▶ **Problem statement**: Reproduce each line exactly.

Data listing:
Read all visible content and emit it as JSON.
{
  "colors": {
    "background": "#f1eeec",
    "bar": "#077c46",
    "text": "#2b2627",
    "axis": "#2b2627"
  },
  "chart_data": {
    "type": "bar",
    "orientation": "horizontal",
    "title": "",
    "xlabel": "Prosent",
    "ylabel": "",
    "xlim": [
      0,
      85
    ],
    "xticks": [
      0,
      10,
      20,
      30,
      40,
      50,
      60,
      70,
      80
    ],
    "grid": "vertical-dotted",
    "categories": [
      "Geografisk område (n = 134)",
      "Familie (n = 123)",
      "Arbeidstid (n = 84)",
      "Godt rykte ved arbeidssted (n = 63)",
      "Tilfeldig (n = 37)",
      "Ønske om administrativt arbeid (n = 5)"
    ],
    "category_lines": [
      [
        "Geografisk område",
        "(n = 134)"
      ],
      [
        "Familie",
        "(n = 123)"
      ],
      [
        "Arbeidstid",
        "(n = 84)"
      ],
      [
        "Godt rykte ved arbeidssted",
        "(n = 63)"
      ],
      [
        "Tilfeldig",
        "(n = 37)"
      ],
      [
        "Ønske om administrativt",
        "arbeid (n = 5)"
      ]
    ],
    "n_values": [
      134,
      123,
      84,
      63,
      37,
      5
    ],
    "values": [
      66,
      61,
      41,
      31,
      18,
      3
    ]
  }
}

▶ **Response to the task**:
Read all visible content and emit it as JSON.
{
  "colors": {
    "background": "#f1eeec",
    "bar": "#077c46",
    "text": "#2b2627",
    "axis": "#2b2627"
  },
  "chart_data": {
    "type": "bar",
    "orientation": "horizontal",
    "title": "",
    "xlabel": "Prosent",
    "ylabel": "",
    "xlim": [
      0,
      85
    ],
    "xticks": [
      0,
      10,
      20,
      30,
      40,
      50,
      60,
      70,
      80
    ],
    "grid": "vertical-dotted",
    "categories": [
      "Geografisk område (n = 134)",
      "Familie (n = 123)",
      "Arbeidstid (n = 84)",
      "Godt rykte ved arbeidssted (n = 63)",
      "Tilfeldig (n = 37)",
      "Ønske om administrativt arbeid (n = 5)"
    ],
    "category_lines": [
      [
        "Geografisk område",
        "(n = 134)"
      ],
      [
        "Familie",
        "(n = 123)"
      ],
      [
        "Arbeidstid",
        "(n = 84)"
      ],
      [
        "Godt rykte ved arbeidssted",
        "(n = 63)"
      ],
      [
        "Tilfeldig",
        "(n = 37)"
      ],
      [
        "Ønske om administrativt",
        "arbeid (n = 5)"
      ]
    ],
    "n_values": [
      134,
      123,
      84,
      63,
      37,
      5
    ],
    "values": [
      66,
      61,
      41,
      31,
      18,
      3
    ]
  }
}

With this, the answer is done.